THE REQUEST: Turn every line of the material that follows into a numbered list, omitting any blank lines.
====
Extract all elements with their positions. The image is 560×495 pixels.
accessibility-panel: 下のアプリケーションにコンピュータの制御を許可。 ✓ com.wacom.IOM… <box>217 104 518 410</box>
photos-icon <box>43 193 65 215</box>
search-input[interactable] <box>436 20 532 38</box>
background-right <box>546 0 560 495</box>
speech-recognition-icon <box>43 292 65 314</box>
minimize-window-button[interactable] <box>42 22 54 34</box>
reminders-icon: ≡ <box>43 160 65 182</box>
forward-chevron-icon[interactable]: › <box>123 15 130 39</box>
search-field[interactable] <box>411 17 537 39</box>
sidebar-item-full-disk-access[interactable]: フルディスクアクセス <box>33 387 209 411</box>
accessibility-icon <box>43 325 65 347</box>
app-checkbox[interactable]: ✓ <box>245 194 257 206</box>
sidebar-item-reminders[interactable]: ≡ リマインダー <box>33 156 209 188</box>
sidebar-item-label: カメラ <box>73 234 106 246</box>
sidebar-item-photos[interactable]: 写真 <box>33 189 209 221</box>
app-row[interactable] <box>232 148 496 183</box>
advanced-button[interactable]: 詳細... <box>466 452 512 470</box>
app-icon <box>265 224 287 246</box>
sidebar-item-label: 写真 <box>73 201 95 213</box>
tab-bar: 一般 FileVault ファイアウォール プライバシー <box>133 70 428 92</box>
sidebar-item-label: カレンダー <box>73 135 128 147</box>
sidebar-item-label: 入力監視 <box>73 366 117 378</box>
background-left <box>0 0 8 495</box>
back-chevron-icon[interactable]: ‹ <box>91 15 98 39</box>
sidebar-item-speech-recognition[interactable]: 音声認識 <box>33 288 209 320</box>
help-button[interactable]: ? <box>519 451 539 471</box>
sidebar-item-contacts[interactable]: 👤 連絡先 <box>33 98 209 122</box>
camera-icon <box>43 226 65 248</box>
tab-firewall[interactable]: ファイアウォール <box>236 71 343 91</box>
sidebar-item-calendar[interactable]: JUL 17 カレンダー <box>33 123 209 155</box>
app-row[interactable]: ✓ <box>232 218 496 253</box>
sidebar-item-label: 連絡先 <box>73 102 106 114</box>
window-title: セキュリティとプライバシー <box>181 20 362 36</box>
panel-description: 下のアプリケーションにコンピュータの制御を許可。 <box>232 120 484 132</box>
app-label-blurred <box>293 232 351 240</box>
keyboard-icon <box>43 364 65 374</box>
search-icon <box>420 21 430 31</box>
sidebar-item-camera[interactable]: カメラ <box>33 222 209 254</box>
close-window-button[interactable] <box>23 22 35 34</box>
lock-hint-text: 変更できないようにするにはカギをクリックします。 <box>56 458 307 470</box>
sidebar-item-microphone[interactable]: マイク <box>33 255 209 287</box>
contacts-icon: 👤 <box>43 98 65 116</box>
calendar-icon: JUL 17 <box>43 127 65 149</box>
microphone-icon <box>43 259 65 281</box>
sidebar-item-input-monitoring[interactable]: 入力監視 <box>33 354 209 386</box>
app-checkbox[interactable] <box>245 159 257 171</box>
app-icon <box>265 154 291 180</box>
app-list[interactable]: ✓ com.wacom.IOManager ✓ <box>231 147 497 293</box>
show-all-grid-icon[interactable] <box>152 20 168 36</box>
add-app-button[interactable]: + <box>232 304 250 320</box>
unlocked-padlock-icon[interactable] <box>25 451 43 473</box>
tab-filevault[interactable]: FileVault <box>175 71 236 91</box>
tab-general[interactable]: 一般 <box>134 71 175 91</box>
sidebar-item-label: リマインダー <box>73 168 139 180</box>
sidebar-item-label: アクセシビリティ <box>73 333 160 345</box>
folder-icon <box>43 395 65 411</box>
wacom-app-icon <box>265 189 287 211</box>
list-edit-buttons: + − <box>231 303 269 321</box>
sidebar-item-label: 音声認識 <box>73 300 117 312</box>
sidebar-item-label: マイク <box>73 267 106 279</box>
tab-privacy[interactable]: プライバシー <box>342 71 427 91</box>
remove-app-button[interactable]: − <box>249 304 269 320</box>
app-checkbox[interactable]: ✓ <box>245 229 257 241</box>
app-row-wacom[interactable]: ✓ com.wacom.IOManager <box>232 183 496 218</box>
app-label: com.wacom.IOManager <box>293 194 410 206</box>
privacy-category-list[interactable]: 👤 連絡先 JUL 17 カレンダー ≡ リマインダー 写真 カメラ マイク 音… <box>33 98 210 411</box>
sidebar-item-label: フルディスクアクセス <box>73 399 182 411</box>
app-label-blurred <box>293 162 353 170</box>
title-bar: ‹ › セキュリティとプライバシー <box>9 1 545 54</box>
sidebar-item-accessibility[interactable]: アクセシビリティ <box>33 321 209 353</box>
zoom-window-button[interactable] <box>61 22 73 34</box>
====
ANSWER IN FULL:
1. Extract all elements with their positions. The image is 560×495 pixels.
2. accessibility-panel: 下のアプリケーションにコンピュータの制御を許可。 ✓ com.wacom.IOM… <box>217 104 518 410</box>
3. photos-icon <box>43 193 65 215</box>
4. search-input[interactable] <box>436 20 532 38</box>
5. background-right <box>546 0 560 495</box>
6. speech-recognition-icon <box>43 292 65 314</box>
7. minimize-window-button[interactable] <box>42 22 54 34</box>
8. reminders-icon: ≡ <box>43 160 65 182</box>
9. forward-chevron-icon[interactable]: › <box>123 15 130 39</box>
10. search-field[interactable] <box>411 17 537 39</box>
11. sidebar-item-full-disk-access[interactable]: フルディスクアクセス <box>33 387 209 411</box>
12. accessibility-icon <box>43 325 65 347</box>
13. app-checkbox[interactable]: ✓ <box>245 194 257 206</box>
14. sidebar-item-reminders[interactable]: ≡ リマインダー <box>33 156 209 188</box>
15. sidebar-item-label: カメラ <box>73 234 106 246</box>
16. sidebar-item-photos[interactable]: 写真 <box>33 189 209 221</box>
17. app-row[interactable] <box>232 148 496 183</box>
18. advanced-button[interactable]: 詳細... <box>466 452 512 470</box>
19. app-icon <box>265 224 287 246</box>
20. sidebar-item-label: 写真 <box>73 201 95 213</box>
21. tab-bar: 一般 FileVault ファイアウォール プライバシー <box>133 70 428 92</box>
22. sidebar-item-label: カレンダー <box>73 135 128 147</box>
23. sidebar-item-label: 入力監視 <box>73 366 117 378</box>
24. background-left <box>0 0 8 495</box>
25. back-chevron-icon[interactable]: ‹ <box>91 15 98 39</box>
26. sidebar-item-speech-recognition[interactable]: 音声認識 <box>33 288 209 320</box>
27. help-button[interactable]: ? <box>519 451 539 471</box>
28. sidebar-item-contacts[interactable]: 👤 連絡先 <box>33 98 209 122</box>
29. camera-icon <box>43 226 65 248</box>
30. tab-firewall[interactable]: ファイアウォール <box>236 71 343 91</box>
31. sidebar-item-calendar[interactable]: JUL 17 カレンダー <box>33 123 209 155</box>
32. app-row[interactable]: ✓ <box>232 218 496 253</box>
33. sidebar-item-label: 連絡先 <box>73 102 106 114</box>
34. window-title: セキュリティとプライバシー <box>181 20 362 36</box>
35. panel-description: 下のアプリケーションにコンピュータの制御を許可。 <box>232 120 484 132</box>
36. app-label-blurred <box>293 232 351 240</box>
37. keyboard-icon <box>43 364 65 374</box>
38. search-icon <box>420 21 430 31</box>
39. sidebar-item-camera[interactable]: カメラ <box>33 222 209 254</box>
40. close-window-button[interactable] <box>23 22 35 34</box>
41. lock-hint-text: 変更できないようにするにはカギをクリックします。 <box>56 458 307 470</box>
42. sidebar-item-microphone[interactable]: マイク <box>33 255 209 287</box>
43. contacts-icon: 👤 <box>43 98 65 116</box>
44. calendar-icon: JUL 17 <box>43 127 65 149</box>
45. microphone-icon <box>43 259 65 281</box>
46. sidebar-item-input-monitoring[interactable]: 入力監視 <box>33 354 209 386</box>
47. app-checkbox[interactable] <box>245 159 257 171</box>
48. app-icon <box>265 154 291 180</box>
49. app-list[interactable]: ✓ com.wacom.IOManager ✓ <box>231 147 497 293</box>
50. show-all-grid-icon[interactable] <box>152 20 168 36</box>
51. add-app-button[interactable]: + <box>232 304 250 320</box>
52. unlocked-padlock-icon[interactable] <box>25 451 43 473</box>
53. tab-filevault[interactable]: FileVault <box>175 71 236 91</box>
54. tab-general[interactable]: 一般 <box>134 71 175 91</box>
55. sidebar-item-label: リマインダー <box>73 168 139 180</box>
56. sidebar-item-label: アクセシビリティ <box>73 333 160 345</box>
57. folder-icon <box>43 395 65 411</box>
58. wacom-app-icon <box>265 189 287 211</box>
59. list-edit-buttons: + − <box>231 303 269 321</box>
60. sidebar-item-label: 音声認識 <box>73 300 117 312</box>
61. sidebar-item-label: マイク <box>73 267 106 279</box>
62. tab-privacy[interactable]: プライバシー <box>342 71 427 91</box>
63. remove-app-button[interactable]: − <box>249 304 269 320</box>
64. app-checkbox[interactable]: ✓ <box>245 229 257 241</box>
65. app-row-wacom[interactable]: ✓ com.wacom.IOManager <box>232 183 496 218</box>
66. app-label: com.wacom.IOManager <box>293 194 410 206</box>
67. privacy-category-list[interactable]: 👤 連絡先 JUL 17 カレンダー ≡ リマインダー 写真 カメラ マイク 音… <box>33 98 210 411</box>
68. sidebar-item-label: フルディスクアクセス <box>73 399 182 411</box>
69. app-label-blurred <box>293 162 353 170</box>
70. title-bar: ‹ › セキュリティとプライバシー <box>9 1 545 54</box>
71. sidebar-item-accessibility[interactable]: アクセシビリティ <box>33 321 209 353</box>
72. zoom-window-button[interactable] <box>61 22 73 34</box>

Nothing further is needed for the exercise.